Instructions to follow -
Records follow. Select each line holding "applicable".

Task data -
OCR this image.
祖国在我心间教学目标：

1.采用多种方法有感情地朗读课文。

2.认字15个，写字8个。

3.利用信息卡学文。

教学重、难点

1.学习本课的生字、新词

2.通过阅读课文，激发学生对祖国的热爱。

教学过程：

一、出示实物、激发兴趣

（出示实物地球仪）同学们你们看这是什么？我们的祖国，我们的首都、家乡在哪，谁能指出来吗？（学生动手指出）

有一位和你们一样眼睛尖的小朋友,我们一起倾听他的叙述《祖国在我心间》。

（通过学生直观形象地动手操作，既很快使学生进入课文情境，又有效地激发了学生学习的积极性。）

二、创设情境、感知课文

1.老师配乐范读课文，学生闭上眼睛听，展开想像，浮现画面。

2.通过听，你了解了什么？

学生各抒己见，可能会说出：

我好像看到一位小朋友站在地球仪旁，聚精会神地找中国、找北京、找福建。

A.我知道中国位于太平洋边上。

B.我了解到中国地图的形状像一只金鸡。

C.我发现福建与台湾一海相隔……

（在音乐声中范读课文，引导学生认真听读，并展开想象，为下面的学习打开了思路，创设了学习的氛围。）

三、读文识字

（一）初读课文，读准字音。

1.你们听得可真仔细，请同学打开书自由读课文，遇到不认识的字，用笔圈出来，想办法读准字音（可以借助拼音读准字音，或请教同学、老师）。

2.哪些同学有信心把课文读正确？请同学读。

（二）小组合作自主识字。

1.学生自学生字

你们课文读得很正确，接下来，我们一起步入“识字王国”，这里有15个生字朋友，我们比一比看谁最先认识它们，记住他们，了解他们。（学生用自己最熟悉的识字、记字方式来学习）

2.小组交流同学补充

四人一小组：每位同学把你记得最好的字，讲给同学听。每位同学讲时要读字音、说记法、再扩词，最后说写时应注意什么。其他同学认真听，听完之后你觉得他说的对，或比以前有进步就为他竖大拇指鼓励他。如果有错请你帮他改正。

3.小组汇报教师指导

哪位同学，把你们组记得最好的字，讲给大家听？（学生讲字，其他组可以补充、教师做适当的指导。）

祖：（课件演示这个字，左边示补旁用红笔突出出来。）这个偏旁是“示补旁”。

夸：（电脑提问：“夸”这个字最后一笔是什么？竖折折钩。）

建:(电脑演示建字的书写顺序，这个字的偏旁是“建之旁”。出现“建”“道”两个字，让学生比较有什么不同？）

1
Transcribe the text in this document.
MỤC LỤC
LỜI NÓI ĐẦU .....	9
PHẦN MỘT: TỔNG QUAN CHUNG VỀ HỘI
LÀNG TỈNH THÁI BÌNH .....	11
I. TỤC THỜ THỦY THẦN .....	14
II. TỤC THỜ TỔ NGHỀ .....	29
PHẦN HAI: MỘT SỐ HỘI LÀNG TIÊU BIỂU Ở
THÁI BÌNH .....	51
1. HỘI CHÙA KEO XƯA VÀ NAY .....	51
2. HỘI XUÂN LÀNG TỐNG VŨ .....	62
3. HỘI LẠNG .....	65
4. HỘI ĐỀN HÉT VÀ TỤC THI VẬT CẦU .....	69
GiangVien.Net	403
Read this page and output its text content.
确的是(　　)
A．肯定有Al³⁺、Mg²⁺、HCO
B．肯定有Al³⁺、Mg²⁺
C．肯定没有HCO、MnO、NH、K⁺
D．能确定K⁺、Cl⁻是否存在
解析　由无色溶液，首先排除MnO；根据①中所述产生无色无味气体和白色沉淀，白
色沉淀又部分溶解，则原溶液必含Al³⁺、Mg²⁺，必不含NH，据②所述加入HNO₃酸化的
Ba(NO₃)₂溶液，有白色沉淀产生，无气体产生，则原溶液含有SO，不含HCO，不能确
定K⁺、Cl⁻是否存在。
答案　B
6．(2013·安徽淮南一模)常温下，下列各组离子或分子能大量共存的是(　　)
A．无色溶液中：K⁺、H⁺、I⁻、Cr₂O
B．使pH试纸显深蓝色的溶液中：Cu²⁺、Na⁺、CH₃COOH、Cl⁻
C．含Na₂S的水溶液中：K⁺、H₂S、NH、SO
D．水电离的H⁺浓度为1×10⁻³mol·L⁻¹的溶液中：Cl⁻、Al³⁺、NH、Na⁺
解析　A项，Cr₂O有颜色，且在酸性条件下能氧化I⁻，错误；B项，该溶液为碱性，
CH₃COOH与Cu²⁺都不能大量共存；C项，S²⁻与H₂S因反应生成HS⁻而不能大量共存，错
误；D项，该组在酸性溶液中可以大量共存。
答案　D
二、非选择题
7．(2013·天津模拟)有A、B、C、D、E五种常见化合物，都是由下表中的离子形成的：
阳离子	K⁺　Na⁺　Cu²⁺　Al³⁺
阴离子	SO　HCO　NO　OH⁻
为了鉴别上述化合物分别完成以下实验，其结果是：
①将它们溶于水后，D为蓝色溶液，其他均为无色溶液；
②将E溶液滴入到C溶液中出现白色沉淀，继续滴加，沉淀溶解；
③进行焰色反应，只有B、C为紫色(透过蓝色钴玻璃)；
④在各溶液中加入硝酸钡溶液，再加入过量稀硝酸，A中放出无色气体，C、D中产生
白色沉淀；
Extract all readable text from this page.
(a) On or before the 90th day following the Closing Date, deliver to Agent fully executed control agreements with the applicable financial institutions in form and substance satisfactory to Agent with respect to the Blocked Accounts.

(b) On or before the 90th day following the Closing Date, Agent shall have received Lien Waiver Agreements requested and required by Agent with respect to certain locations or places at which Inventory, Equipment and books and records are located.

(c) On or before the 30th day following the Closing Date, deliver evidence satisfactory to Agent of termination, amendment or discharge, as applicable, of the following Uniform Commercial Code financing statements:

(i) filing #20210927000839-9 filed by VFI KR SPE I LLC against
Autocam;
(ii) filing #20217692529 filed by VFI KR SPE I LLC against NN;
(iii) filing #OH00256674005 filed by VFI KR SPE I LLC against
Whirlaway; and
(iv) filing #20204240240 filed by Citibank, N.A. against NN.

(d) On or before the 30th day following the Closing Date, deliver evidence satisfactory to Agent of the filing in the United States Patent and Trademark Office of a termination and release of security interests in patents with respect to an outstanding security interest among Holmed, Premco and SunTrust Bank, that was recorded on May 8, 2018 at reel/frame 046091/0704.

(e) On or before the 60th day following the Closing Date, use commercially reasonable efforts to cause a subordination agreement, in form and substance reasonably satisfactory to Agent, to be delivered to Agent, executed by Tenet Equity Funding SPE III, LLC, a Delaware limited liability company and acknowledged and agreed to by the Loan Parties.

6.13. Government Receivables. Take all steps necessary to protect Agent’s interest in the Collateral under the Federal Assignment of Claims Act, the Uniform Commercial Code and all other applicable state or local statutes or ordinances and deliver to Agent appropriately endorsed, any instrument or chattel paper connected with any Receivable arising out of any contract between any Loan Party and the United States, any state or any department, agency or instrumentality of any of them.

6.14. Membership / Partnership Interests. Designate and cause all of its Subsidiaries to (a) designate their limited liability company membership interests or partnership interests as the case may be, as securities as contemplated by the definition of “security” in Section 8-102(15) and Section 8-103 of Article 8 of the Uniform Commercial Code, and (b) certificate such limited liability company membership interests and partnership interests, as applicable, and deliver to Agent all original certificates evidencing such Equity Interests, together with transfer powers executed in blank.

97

Output for this exercise -
(a) On or before the 90th day following the Closing Date, deliver to Agent fully executed control agreements with the applicable financial institutions in form and substance satisfactory to Agent with respect to the Blocked Accounts.
(c) On or before the 30th day following the Closing Date, deliver evidence satisfactory to Agent of termination, amendment or discharge, as applicable, of the following Uniform Commercial Code financing statements:
6.13. Government Receivables. Take all steps necessary to protect Agent’s interest in the Collateral under the Federal Assignment of Claims Act, the Uniform Commercial Code and all other applicable state or local statutes or ordinances and deliver to Agent appropriately endorsed, any instrument or chattel paper connected with any Receivable arising out of any contract between any Loan Party and the United States, any state or any department, agency or instrumentality of any of them.
6.14. Membership / Partnership Interests. Designate and cause all of its Subsidiaries to (a) designate their limited liability company membership interests or partnership interests as the case may be, as securities as contemplated by the definition of “security” in Section 8-102(15) and Section 8-103 of Article 8 of the Uniform Commercial Code, and (b) certificate such limited liability company membership interests and partnership interests, as applicable, and deliver to Agent all original certificates evidencing such Equity Interests, together with transfer powers executed in blank.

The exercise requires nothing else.